▶ _Task goal_
Write out the material below exactly, beginning at the line that contains "Extract all readable text from this page." and ending with its last line, both ends included; write nothing else.

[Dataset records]
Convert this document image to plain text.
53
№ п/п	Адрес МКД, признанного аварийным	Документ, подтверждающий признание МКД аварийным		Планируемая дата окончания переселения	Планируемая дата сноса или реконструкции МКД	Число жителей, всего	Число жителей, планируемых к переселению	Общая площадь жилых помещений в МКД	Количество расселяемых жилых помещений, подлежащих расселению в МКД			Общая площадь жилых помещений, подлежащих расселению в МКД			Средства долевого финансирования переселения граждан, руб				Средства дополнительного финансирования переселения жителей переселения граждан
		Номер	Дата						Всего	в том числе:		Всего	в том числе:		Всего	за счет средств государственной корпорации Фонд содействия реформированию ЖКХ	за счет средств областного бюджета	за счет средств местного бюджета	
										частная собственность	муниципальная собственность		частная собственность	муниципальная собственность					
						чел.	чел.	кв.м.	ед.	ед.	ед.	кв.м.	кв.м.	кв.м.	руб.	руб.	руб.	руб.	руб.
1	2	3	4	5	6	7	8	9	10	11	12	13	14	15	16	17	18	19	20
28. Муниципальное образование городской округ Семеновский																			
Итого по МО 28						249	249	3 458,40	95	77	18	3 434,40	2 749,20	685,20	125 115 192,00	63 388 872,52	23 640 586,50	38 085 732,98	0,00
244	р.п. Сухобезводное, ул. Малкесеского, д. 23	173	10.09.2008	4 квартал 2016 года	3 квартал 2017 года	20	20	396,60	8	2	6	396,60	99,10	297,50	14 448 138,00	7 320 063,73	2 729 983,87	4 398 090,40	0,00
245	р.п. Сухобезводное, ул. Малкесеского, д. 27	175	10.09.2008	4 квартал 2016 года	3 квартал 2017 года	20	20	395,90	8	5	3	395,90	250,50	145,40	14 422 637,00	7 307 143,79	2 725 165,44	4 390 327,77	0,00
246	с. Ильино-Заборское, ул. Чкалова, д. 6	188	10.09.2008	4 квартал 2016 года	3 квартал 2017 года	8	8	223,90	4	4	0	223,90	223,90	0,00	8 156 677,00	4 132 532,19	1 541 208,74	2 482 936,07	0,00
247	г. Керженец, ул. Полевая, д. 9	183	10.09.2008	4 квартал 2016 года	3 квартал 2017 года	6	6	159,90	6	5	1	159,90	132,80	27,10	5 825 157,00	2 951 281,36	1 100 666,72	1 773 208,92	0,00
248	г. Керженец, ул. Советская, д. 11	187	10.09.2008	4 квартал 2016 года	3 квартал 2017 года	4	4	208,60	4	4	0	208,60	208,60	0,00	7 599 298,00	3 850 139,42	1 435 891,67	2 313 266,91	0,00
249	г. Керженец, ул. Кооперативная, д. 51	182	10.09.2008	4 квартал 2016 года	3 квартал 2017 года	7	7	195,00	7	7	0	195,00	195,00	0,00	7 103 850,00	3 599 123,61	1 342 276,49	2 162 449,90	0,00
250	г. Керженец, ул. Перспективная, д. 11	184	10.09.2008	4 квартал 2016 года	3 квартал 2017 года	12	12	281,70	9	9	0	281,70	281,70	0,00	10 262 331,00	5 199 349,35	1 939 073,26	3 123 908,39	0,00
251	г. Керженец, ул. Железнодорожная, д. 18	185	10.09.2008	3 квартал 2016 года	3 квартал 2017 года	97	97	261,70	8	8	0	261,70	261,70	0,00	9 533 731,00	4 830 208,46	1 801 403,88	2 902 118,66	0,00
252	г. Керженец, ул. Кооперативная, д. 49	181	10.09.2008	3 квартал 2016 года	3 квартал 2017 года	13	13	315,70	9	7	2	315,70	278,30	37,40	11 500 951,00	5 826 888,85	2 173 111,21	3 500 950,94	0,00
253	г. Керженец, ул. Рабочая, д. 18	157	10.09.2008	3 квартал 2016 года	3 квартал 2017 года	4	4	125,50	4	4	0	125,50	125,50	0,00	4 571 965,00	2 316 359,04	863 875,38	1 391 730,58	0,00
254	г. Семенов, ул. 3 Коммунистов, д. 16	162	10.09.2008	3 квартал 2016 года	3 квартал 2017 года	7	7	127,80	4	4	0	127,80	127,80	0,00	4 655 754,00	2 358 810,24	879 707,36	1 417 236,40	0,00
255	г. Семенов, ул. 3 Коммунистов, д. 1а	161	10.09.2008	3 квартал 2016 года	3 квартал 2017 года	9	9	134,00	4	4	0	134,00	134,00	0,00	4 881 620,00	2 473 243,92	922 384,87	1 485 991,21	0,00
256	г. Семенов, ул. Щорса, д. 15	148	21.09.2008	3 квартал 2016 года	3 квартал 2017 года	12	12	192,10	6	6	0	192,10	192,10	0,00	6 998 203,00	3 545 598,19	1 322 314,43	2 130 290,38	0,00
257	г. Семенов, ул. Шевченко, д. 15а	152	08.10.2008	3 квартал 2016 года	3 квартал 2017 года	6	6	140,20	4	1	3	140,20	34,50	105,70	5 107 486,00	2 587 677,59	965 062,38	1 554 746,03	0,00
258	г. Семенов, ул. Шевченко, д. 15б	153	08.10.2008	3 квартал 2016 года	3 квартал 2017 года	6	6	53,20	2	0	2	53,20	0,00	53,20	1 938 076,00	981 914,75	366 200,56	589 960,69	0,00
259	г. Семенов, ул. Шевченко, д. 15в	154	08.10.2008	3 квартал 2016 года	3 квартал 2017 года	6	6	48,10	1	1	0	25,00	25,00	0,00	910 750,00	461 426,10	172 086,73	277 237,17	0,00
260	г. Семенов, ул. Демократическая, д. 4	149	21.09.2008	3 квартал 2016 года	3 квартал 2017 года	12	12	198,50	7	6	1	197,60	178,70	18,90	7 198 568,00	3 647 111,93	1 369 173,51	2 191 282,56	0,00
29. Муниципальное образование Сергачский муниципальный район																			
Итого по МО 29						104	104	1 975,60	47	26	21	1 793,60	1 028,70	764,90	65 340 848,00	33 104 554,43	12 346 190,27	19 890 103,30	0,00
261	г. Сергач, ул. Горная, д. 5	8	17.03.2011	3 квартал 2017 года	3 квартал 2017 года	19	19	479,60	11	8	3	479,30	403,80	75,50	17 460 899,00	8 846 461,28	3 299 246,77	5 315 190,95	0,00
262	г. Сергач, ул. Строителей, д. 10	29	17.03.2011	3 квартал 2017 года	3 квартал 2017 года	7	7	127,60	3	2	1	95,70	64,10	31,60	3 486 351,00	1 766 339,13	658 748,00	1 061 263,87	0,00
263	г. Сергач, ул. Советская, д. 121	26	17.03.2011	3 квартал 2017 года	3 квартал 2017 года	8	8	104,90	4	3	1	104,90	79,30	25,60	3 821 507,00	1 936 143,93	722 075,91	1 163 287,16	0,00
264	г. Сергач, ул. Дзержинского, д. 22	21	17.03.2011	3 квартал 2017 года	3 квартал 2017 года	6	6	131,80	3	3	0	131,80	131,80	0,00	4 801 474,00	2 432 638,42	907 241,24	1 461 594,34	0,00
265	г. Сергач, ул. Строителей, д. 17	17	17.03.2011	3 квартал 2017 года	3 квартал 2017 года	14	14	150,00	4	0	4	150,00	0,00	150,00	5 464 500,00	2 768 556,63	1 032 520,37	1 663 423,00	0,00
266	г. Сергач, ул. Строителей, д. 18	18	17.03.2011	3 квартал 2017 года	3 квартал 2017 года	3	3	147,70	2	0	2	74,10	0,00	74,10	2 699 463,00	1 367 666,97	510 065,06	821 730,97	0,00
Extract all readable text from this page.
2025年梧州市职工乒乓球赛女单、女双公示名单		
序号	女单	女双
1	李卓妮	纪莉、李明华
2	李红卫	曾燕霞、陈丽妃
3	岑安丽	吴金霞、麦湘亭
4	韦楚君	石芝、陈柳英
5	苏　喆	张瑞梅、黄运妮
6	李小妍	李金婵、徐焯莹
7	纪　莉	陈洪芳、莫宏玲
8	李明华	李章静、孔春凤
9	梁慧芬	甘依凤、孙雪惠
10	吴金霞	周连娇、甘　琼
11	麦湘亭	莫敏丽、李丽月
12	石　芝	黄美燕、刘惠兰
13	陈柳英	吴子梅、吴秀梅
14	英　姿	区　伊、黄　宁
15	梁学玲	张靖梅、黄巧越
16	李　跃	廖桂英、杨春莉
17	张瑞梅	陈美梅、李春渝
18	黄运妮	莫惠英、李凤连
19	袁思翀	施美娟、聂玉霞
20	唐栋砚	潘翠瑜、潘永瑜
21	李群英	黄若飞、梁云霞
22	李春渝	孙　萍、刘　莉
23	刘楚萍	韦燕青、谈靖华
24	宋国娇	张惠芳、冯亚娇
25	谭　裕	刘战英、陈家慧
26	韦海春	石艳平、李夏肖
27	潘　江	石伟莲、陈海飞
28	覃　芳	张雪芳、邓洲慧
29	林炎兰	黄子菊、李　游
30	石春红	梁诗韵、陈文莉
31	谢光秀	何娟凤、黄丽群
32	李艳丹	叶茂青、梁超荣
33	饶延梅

▶ _In response_
Extract all readable text from this page.
2025年梧州市职工乒乓球赛女单、女双公示名单		
序号	女单	女双
1	李卓妮	纪莉、李明华
2	李红卫	曾燕霞、陈丽妃
3	岑安丽	吴金霞、麦湘亭
4	韦楚君	石芝、陈柳英
5	苏　喆	张瑞梅、黄运妮
6	李小妍	李金婵、徐焯莹
7	纪　莉	陈洪芳、莫宏玲
8	李明华	李章静、孔春凤
9	梁慧芬	甘依凤、孙雪惠
10	吴金霞	周连娇、甘　琼
11	麦湘亭	莫敏丽、李丽月
12	石　芝	黄美燕、刘惠兰
13	陈柳英	吴子梅、吴秀梅
14	英　姿	区　伊、黄　宁
15	梁学玲	张靖梅、黄巧越
16	李　跃	廖桂英、杨春莉
17	张瑞梅	陈美梅、李春渝
18	黄运妮	莫惠英、李凤连
19	袁思翀	施美娟、聂玉霞
20	唐栋砚	潘翠瑜、潘永瑜
21	李群英	黄若飞、梁云霞
22	李春渝	孙　萍、刘　莉
23	刘楚萍	韦燕青、谈靖华
24	宋国娇	张惠芳、冯亚娇
25	谭　裕	刘战英、陈家慧
26	韦海春	石艳平、李夏肖
27	潘　江	石伟莲、陈海飞
28	覃　芳	张雪芳、邓洲慧
29	林炎兰	黄子菊、李　游
30	石春红	梁诗韵、陈文莉
31	谢光秀	何娟凤、黄丽群
32	李艳丹	叶茂青、梁超荣
33	饶延梅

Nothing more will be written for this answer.